◆ **What you are asked to do**
Only the number is wanted: how many lines hold the word "przedstawione"?

◆ **Data for this exercise**
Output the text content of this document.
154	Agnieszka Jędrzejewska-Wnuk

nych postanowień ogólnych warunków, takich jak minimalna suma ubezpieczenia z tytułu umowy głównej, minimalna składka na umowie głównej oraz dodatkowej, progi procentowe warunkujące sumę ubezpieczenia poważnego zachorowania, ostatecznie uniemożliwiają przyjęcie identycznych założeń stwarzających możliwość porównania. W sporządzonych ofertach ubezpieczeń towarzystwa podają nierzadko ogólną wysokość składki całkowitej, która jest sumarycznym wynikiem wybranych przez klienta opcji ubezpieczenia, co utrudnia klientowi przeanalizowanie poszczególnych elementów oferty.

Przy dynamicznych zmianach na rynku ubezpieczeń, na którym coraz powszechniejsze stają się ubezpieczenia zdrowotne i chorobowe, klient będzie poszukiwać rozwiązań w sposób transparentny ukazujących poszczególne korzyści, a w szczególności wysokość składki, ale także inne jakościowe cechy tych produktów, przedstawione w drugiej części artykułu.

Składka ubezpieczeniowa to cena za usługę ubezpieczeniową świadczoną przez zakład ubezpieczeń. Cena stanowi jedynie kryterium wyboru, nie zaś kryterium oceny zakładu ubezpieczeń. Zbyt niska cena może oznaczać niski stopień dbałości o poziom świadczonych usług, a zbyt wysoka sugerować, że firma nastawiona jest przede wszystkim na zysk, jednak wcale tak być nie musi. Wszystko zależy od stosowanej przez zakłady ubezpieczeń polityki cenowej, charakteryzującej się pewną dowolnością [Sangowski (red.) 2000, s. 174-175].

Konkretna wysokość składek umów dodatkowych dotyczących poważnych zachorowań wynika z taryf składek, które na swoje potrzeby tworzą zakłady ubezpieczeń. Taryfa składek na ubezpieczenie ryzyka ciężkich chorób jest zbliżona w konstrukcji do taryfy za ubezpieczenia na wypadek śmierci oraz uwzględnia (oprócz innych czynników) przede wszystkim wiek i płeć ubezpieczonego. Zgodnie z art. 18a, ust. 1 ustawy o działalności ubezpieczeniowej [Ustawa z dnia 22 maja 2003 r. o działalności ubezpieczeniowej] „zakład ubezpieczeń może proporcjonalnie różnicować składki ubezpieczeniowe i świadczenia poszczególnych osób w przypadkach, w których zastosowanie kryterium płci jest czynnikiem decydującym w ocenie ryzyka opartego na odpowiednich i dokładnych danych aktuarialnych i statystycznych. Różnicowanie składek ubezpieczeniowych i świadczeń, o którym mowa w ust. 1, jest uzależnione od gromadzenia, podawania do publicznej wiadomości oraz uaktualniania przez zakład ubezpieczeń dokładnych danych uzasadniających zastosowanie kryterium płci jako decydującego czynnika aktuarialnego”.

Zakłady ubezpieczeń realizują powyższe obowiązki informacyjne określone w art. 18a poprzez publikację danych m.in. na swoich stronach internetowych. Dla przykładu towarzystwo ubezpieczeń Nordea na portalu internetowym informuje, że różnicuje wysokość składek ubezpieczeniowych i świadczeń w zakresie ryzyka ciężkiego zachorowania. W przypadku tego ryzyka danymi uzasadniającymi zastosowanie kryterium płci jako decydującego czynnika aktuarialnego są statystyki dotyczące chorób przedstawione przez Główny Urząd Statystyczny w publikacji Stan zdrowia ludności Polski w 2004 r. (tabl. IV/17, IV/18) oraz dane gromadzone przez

◆ **The solution**
2